----- Data records -----

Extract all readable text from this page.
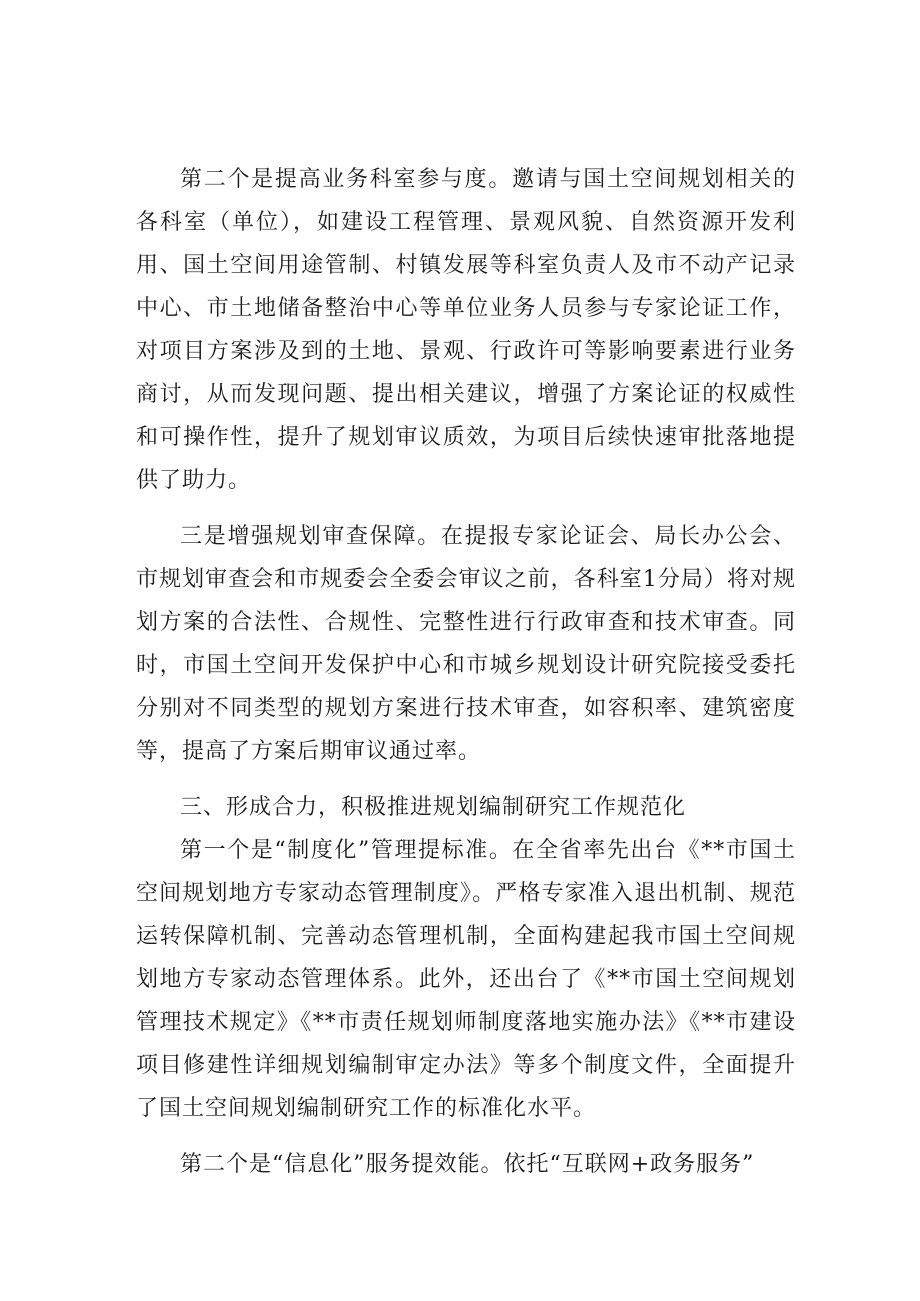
第二个是提高业务科室参与度。邀请与国土空间规划相关的各科室（单位），如建设工程管理、景观风貌、自然资源开发利用、国土空间用途管制、村镇发展等科室负责人及市不动产记录中心、市土地储备整治中心等单位业务人员参与专家论证工作，对项目方案涉及到的土地、景观、行政许可等影响要素进行业务商讨，从而发现问题、提出相关建议，增强了方案论证的权威性和可操作性，提升了规划审议质效，为项目后续快速审批落地提供了助力。

三是增强规划审查保障。在提报专家论证会、局长办公会、市规划审查会和市规委会全委会审议之前，各科室1分局）将对规划方案的合法性、合规性、完整性进行行政审查和技术审查。同时，市国土空间开发保护中心和市城乡规划设计研究院接受委托分别对不同类型的规划方案进行技术审查，如容积率、建筑密度等，提高了方案后期审议通过率。

三、形成合力，积极推进规划编制研究工作规范化

第一个是“制度化”管理提标准。在全省率先出台《**市国土空间规划地方专家动态管理制度》。严格专家准入退出机制、规范运转保障机制、完善动态管理机制，全面构建起我市国土空间规划地方专家动态管理体系。此外，还出台了《**市国土空间规划管理技术规定》《**市责任规划师制度落地实施办法》《**市建设项目修建性详细规划编制审定办法》等多个制度文件，全面提升了国土空间规划编制研究工作的标准化水平。

第二个是“信息化”服务提效能。依托“互联网+政务服务”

-----

## What to produce
Reproduce all entries without any change, and omit the pictures.

## Full answer
Extract all readable text from this page.
第二个是提高业务科室参与度。邀请与国土空间规划相关的各科室（单位），如建设工程管理、景观风貌、自然资源开发利用、国土空间用途管制、村镇发展等科室负责人及市不动产记录中心、市土地储备整治中心等单位业务人员参与专家论证工作，对项目方案涉及到的土地、景观、行政许可等影响要素进行业务商讨，从而发现问题、提出相关建议，增强了方案论证的权威性和可操作性，提升了规划审议质效，为项目后续快速审批落地提供了助力。

三是增强规划审查保障。在提报专家论证会、局长办公会、市规划审查会和市规委会全委会审议之前，各科室1分局）将对规划方案的合法性、合规性、完整性进行行政审查和技术审查。同时，市国土空间开发保护中心和市城乡规划设计研究院接受委托分别对不同类型的规划方案进行技术审查，如容积率、建筑密度等，提高了方案后期审议通过率。

三、形成合力，积极推进规划编制研究工作规范化

第一个是“制度化”管理提标准。在全省率先出台《**市国土空间规划地方专家动态管理制度》。严格专家准入退出机制、规范运转保障机制、完善动态管理机制，全面构建起我市国土空间规划地方专家动态管理体系。此外，还出台了《**市国土空间规划管理技术规定》《**市责任规划师制度落地实施办法》《**市建设项目修建性详细规划编制审定办法》等多个制度文件，全面提升了国土空间规划编制研究工作的标准化水平。

第二个是“信息化”服务提效能。依托“互联网+政务服务”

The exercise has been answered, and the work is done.